• **EXERCISE INSTRUCTIONS**: Pull every line containing "born" from the entries.

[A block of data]
+++

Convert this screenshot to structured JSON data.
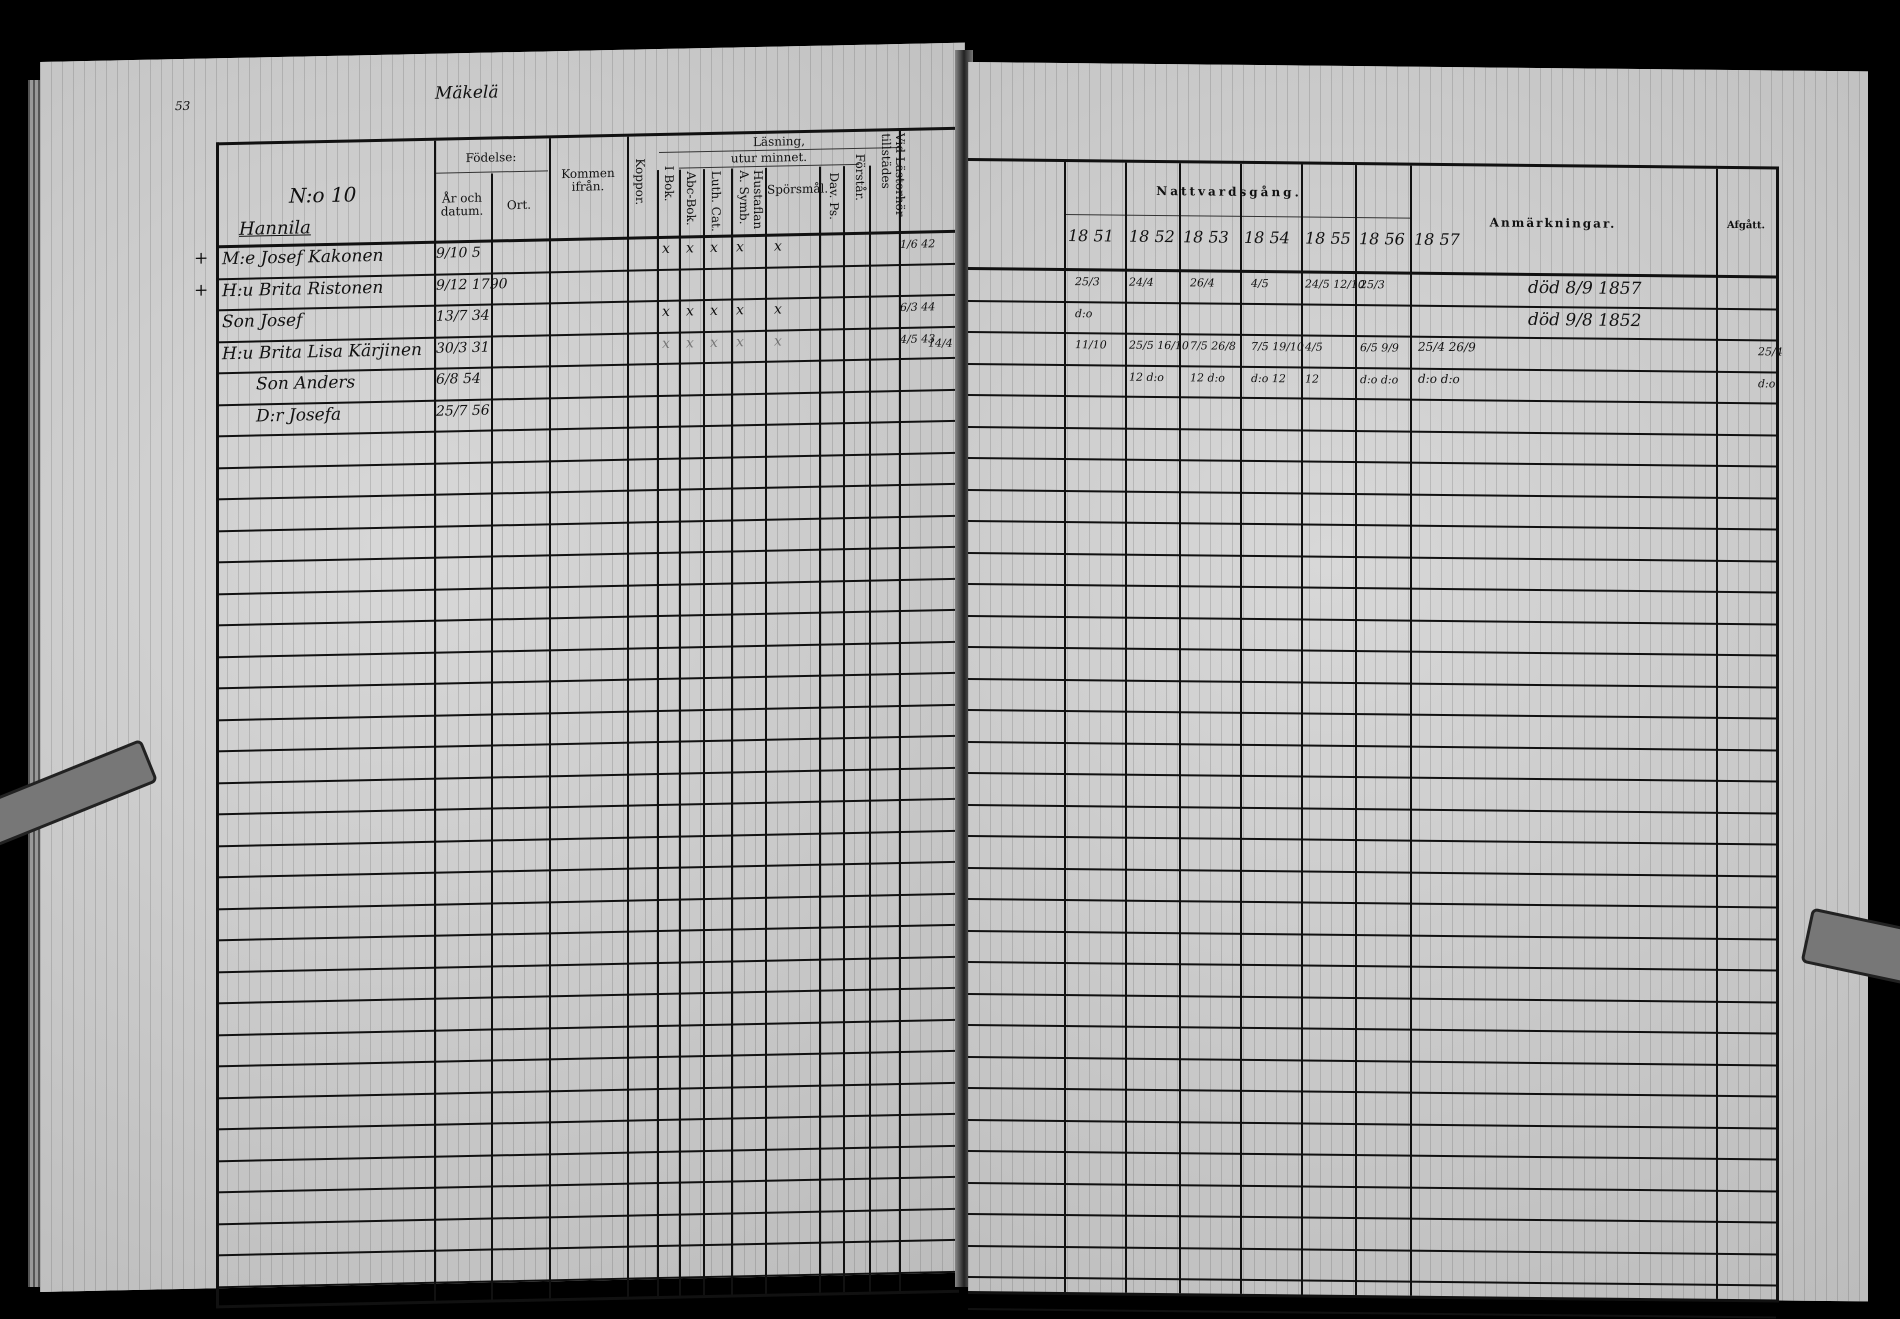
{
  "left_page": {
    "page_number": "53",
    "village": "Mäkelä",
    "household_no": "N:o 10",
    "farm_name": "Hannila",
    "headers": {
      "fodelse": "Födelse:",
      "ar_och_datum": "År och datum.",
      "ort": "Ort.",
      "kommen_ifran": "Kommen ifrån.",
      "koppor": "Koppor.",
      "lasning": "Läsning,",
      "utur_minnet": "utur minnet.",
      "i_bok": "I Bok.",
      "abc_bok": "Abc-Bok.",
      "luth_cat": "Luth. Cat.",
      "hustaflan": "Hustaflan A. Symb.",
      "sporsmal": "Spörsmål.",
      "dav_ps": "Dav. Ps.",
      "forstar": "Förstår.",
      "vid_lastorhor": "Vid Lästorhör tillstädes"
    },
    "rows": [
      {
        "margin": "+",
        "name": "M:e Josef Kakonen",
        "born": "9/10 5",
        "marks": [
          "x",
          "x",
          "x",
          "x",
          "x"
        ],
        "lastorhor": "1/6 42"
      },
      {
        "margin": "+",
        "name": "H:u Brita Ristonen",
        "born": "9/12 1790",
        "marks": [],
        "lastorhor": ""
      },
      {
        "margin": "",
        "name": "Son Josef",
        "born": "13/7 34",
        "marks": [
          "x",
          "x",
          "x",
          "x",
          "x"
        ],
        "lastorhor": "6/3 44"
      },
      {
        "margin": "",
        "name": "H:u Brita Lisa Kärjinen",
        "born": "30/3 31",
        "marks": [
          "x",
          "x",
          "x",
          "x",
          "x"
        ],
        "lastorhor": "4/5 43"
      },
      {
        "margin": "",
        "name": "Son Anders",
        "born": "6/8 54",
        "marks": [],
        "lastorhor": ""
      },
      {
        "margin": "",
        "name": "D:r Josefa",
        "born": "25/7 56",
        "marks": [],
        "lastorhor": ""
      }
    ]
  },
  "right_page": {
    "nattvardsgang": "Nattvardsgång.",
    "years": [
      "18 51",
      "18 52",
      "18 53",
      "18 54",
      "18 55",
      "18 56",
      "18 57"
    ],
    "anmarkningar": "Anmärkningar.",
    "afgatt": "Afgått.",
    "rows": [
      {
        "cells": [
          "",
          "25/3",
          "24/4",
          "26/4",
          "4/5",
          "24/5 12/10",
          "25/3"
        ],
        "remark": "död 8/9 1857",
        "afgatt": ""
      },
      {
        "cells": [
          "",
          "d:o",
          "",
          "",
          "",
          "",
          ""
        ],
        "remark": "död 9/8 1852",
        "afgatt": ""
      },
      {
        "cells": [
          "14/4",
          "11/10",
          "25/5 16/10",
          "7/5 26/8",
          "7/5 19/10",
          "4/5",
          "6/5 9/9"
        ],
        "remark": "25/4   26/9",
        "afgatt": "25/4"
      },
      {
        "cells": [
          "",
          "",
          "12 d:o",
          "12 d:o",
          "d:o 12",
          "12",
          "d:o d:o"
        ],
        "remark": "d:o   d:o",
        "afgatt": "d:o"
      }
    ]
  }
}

+++

• **RESULT OF THE TASK**:
        "born": "9/10 5",
        "born": "9/12 1790",
        "born": "13/7 34",
        "born": "30/3 31",
        "born": "6/8 54",
        "born": "25/7 56",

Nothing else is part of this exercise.